Search the listing below for the word "morfin" and copy each line that holds it.

# # # #

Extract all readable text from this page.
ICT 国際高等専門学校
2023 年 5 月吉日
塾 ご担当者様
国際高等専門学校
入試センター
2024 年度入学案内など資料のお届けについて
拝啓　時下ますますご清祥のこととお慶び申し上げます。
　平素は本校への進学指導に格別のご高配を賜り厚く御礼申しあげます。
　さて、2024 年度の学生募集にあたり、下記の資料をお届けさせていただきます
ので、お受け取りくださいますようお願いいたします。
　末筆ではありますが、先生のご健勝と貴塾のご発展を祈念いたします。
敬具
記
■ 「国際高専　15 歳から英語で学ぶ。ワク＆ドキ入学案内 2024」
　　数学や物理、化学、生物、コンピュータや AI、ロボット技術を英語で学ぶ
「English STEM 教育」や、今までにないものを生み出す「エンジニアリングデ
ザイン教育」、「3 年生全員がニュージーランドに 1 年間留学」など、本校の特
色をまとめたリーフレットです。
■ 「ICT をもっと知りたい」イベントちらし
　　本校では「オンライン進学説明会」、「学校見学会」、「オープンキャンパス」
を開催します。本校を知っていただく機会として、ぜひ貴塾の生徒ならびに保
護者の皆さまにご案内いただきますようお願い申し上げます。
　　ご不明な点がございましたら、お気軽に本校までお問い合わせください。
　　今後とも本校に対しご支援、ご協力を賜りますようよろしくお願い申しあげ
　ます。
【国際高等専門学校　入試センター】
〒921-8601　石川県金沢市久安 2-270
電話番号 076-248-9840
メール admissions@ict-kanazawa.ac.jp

# # # #

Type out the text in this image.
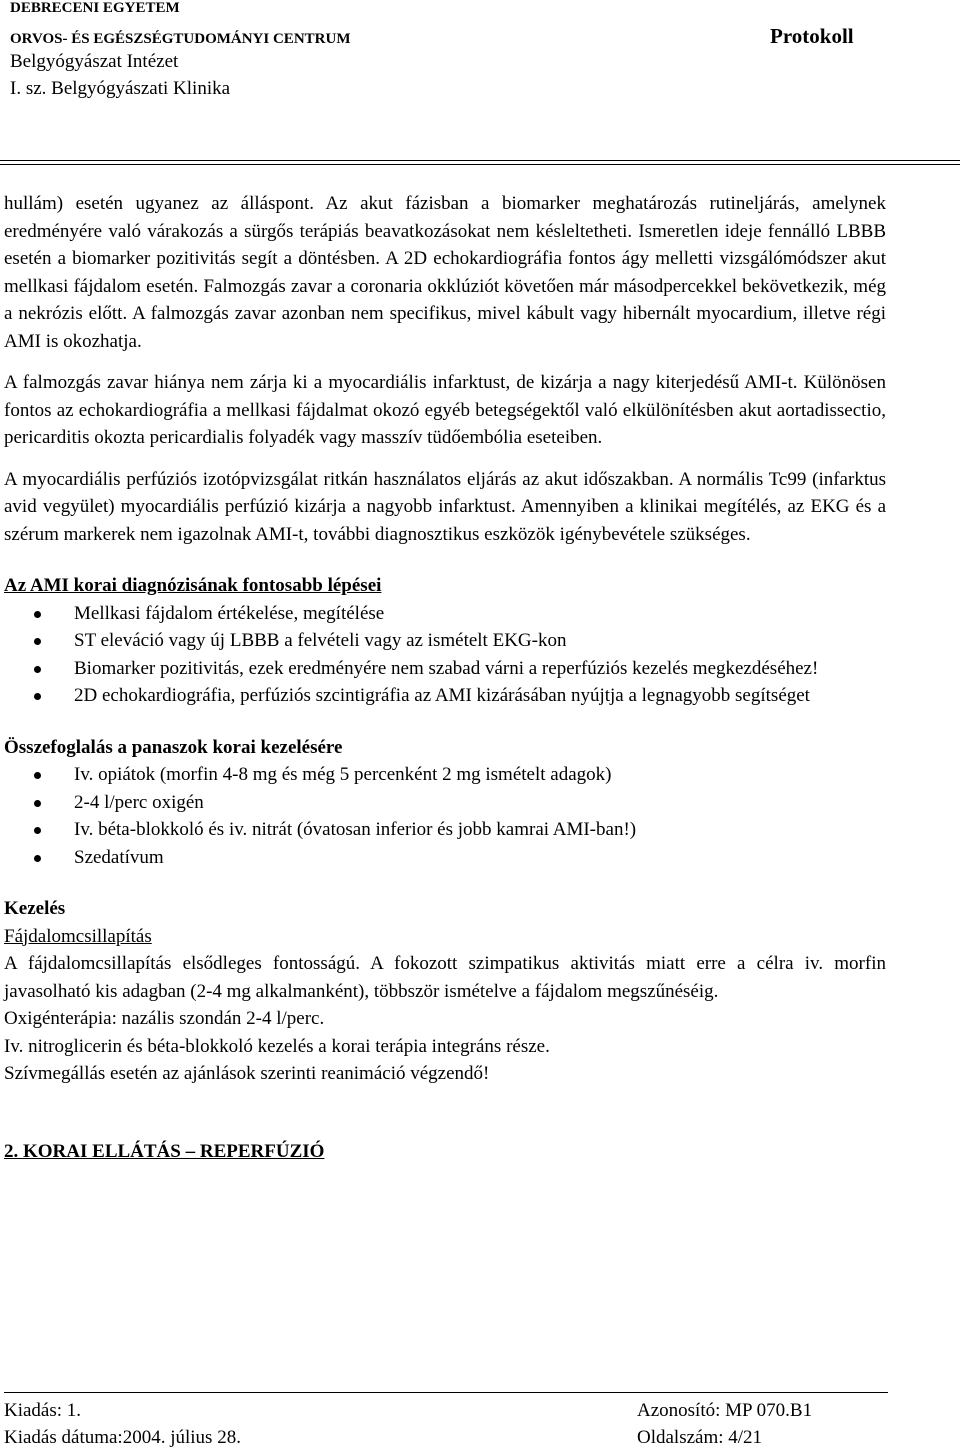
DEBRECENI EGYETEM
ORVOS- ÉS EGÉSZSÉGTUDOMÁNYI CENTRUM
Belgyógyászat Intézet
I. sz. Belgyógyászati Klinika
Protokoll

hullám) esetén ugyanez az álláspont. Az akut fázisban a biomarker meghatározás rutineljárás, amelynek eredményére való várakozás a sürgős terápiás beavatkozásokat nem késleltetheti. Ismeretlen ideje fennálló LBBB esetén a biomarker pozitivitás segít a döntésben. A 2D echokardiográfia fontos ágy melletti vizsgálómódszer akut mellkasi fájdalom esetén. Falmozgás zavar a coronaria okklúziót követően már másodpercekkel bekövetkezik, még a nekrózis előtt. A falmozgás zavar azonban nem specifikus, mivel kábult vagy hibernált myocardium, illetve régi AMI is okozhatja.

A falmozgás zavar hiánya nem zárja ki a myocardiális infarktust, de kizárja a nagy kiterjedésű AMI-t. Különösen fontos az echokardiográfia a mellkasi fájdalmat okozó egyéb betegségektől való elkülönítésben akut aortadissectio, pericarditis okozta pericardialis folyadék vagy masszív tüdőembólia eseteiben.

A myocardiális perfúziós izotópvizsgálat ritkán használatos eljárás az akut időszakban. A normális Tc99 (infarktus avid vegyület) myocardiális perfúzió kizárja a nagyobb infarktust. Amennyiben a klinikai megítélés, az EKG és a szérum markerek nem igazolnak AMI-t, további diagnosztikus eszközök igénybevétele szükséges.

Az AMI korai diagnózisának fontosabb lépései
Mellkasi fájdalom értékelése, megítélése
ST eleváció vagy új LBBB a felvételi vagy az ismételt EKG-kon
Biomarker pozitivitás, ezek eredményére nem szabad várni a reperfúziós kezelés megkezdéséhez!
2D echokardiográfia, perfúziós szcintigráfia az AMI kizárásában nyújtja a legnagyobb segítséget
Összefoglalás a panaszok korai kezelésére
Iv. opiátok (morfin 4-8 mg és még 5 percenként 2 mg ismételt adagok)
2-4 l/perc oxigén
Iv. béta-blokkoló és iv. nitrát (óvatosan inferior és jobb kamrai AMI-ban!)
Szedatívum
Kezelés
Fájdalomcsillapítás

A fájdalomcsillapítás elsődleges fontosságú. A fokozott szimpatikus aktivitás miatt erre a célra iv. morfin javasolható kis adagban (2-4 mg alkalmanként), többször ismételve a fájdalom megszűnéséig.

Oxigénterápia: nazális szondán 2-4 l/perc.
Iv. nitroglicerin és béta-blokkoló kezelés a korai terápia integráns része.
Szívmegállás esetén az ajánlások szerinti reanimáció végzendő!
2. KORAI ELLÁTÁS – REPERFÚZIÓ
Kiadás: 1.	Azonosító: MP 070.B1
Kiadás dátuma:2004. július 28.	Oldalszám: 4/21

# # # #

FINAL RESULT:
Iv. opiátok (morfin 4-8 mg és még 5 percenként 2 mg ismételt adagok)
A fájdalomcsillapítás elsődleges fontosságú. A fokozott szimpatikus aktivitás miatt erre a célra iv. morfin javasolható kis adagban (2-4 mg alkalmanként), többször ismételve a fájdalom megszűnéséig.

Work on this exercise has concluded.